■ **What is needed**
Your task is to restate the data word for word.

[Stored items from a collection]
——
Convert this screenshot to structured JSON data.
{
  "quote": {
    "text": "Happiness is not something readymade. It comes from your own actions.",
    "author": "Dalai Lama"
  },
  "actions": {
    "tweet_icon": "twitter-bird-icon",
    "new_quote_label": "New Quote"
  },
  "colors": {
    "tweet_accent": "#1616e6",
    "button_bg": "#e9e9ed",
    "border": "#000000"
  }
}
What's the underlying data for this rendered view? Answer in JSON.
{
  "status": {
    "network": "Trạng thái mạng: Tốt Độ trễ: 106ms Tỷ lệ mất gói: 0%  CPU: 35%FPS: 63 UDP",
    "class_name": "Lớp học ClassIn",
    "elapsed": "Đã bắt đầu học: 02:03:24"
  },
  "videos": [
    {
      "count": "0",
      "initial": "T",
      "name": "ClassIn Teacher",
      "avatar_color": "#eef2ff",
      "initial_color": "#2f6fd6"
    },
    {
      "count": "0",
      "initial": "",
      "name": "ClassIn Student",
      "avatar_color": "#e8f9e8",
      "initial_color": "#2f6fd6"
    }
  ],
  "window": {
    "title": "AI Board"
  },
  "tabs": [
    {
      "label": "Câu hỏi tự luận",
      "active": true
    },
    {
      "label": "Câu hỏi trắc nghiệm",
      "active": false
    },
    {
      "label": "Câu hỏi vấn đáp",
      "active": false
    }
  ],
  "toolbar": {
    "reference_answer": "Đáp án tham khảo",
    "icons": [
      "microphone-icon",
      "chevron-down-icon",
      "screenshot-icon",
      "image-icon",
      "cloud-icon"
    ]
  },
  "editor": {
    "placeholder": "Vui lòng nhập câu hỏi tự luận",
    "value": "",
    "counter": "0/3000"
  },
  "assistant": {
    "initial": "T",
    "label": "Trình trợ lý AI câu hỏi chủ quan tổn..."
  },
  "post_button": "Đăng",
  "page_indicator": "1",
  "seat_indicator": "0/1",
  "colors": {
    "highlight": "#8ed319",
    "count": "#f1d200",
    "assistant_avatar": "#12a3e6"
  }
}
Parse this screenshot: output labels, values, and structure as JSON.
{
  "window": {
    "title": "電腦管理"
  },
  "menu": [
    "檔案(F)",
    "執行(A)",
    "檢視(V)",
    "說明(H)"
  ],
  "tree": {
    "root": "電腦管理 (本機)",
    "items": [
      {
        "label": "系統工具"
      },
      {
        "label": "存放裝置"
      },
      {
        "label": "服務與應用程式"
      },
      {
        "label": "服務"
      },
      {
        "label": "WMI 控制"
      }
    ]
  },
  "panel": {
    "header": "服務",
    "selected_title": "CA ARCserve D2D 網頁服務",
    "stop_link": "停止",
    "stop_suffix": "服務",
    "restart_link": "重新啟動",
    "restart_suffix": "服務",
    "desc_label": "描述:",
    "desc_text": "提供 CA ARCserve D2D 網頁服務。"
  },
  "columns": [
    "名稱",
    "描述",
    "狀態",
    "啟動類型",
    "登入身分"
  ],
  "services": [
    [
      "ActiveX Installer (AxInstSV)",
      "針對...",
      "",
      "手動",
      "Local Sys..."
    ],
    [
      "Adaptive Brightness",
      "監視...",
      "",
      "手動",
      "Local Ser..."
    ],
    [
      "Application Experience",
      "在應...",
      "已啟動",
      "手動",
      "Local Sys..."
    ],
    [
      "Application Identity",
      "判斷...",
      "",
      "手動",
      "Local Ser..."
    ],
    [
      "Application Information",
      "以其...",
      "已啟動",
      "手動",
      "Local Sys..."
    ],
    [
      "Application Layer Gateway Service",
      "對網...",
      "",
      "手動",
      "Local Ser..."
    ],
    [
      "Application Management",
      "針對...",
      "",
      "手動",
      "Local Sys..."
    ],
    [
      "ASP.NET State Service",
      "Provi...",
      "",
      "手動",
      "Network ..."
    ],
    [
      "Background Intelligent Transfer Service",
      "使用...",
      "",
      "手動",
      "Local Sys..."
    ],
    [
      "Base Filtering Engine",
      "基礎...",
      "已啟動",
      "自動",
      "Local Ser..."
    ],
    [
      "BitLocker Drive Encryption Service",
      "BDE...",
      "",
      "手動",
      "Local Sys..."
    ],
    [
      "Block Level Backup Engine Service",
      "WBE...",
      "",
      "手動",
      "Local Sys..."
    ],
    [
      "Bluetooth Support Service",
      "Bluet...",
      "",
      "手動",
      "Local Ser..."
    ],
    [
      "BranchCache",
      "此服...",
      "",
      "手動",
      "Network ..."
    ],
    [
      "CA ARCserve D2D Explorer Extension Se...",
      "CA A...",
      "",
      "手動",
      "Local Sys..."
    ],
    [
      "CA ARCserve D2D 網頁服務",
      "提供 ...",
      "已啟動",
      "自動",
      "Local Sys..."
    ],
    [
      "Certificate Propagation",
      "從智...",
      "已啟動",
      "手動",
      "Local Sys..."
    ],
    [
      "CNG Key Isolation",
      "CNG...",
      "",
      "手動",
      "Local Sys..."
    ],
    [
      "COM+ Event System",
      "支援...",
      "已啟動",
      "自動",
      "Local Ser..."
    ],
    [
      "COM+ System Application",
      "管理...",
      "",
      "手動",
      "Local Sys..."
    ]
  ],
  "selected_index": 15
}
——
■ **Written reply**
Convert this screenshot to structured JSON data.
{
  "quote": {
    "text": "Happiness is not something readymade. It comes from your own actions.",
    "author": "Dalai Lama"
  },
  "actions": {
    "tweet_icon": "twitter-bird-icon",
    "new_quote_label": "New Quote"
  },
  "colors": {
    "tweet_accent": "#1616e6",
    "button_bg": "#e9e9ed",
    "border": "#000000"
  }
}
What's the underlying data for this rendered view? Answer in JSON.
{
  "status": {
    "network": "Trạng thái mạng: Tốt Độ trễ: 106ms Tỷ lệ mất gói: 0%  CPU: 35%FPS: 63 UDP",
    "class_name": "Lớp học ClassIn",
    "elapsed": "Đã bắt đầu học: 02:03:24"
  },
  "videos": [
    {
      "count": "0",
      "initial": "T",
      "name": "ClassIn Teacher",
      "avatar_color": "#eef2ff",
      "initial_color": "#2f6fd6"
    },
    {
      "count": "0",
      "initial": "",
      "name": "ClassIn Student",
      "avatar_color": "#e8f9e8",
      "initial_color": "#2f6fd6"
    }
  ],
  "window": {
    "title": "AI Board"
  },
  "tabs": [
    {
      "label": "Câu hỏi tự luận",
      "active": true
    },
    {
      "label": "Câu hỏi trắc nghiệm",
      "active": false
    },
    {
      "label": "Câu hỏi vấn đáp",
      "active": false
    }
  ],
  "toolbar": {
    "reference_answer": "Đáp án tham khảo",
    "icons": [
      "microphone-icon",
      "chevron-down-icon",
      "screenshot-icon",
      "image-icon",
      "cloud-icon"
    ]
  },
  "editor": {
    "placeholder": "Vui lòng nhập câu hỏi tự luận",
    "value": "",
    "counter": "0/3000"
  },
  "assistant": {
    "initial": "T",
    "label": "Trình trợ lý AI câu hỏi chủ quan tổn..."
  },
  "post_button": "Đăng",
  "page_indicator": "1",
  "seat_indicator": "0/1",
  "colors": {
    "highlight": "#8ed319",
    "count": "#f1d200",
    "assistant_avatar": "#12a3e6"
  }
}
Parse this screenshot: output labels, values, and structure as JSON.
{
  "window": {
    "title": "電腦管理"
  },
  "menu": [
    "檔案(F)",
    "執行(A)",
    "檢視(V)",
    "說明(H)"
  ],
  "tree": {
    "root": "電腦管理 (本機)",
    "items": [
      {
        "label": "系統工具"
      },
      {
        "label": "存放裝置"
      },
      {
        "label": "服務與應用程式"
      },
      {
        "label": "服務"
      },
      {
        "label": "WMI 控制"
      }
    ]
  },
  "panel": {
    "header": "服務",
    "selected_title": "CA ARCserve D2D 網頁服務",
    "stop_link": "停止",
    "stop_suffix": "服務",
    "restart_link": "重新啟動",
    "restart_suffix": "服務",
    "desc_label": "描述:",
    "desc_text": "提供 CA ARCserve D2D 網頁服務。"
  },
  "columns": [
    "名稱",
    "描述",
    "狀態",
    "啟動類型",
    "登入身分"
  ],
  "services": [
    [
      "ActiveX Installer (AxInstSV)",
      "針對...",
      "",
      "手動",
      "Local Sys..."
    ],
    [
      "Adaptive Brightness",
      "監視...",
      "",
      "手動",
      "Local Ser..."
    ],
    [
      "Application Experience",
      "在應...",
      "已啟動",
      "手動",
      "Local Sys..."
    ],
    [
      "Application Identity",
      "判斷...",
      "",
      "手動",
      "Local Ser..."
    ],
    [
      "Application Information",
      "以其...",
      "已啟動",
      "手動",
      "Local Sys..."
    ],
    [
      "Application Layer Gateway Service",
      "對網...",
      "",
      "手動",
      "Local Ser..."
    ],
    [
      "Application Management",
      "針對...",
      "",
      "手動",
      "Local Sys..."
    ],
    [
      "ASP.NET State Service",
      "Provi...",
      "",
      "手動",
      "Network ..."
    ],
    [
      "Background Intelligent Transfer Service",
      "使用...",
      "",
      "手動",
      "Local Sys..."
    ],
    [
      "Base Filtering Engine",
      "基礎...",
      "已啟動",
      "自動",
      "Local Ser..."
    ],
    [
      "BitLocker Drive Encryption Service",
      "BDE...",
      "",
      "手動",
      "Local Sys..."
    ],
    [
      "Block Level Backup Engine Service",
      "WBE...",
      "",
      "手動",
      "Local Sys..."
    ],
    [
      "Bluetooth Support Service",
      "Bluet...",
      "",
      "手動",
      "Local Ser..."
    ],
    [
      "BranchCache",
      "此服...",
      "",
      "手動",
      "Network ..."
    ],
    [
      "CA ARCserve D2D Explorer Extension Se...",
      "CA A...",
      "",
      "手動",
      "Local Sys..."
    ],
    [
      "CA ARCserve D2D 網頁服務",
      "提供 ...",
      "已啟動",
      "自動",
      "Local Sys..."
    ],
    [
      "Certificate Propagation",
      "從智...",
      "已啟動",
      "手動",
      "Local Sys..."
    ],
    [
      "CNG Key Isolation",
      "CNG...",
      "",
      "手動",
      "Local Sys..."
    ],
    [
      "COM+ Event System",
      "支援...",
      "已啟動",
      "自動",
      "Local Ser..."
    ],
    [
      "COM+ System Application",
      "管理...",
      "",
      "手動",
      "Local Sys..."
    ]
  ],
  "selected_index": 15
}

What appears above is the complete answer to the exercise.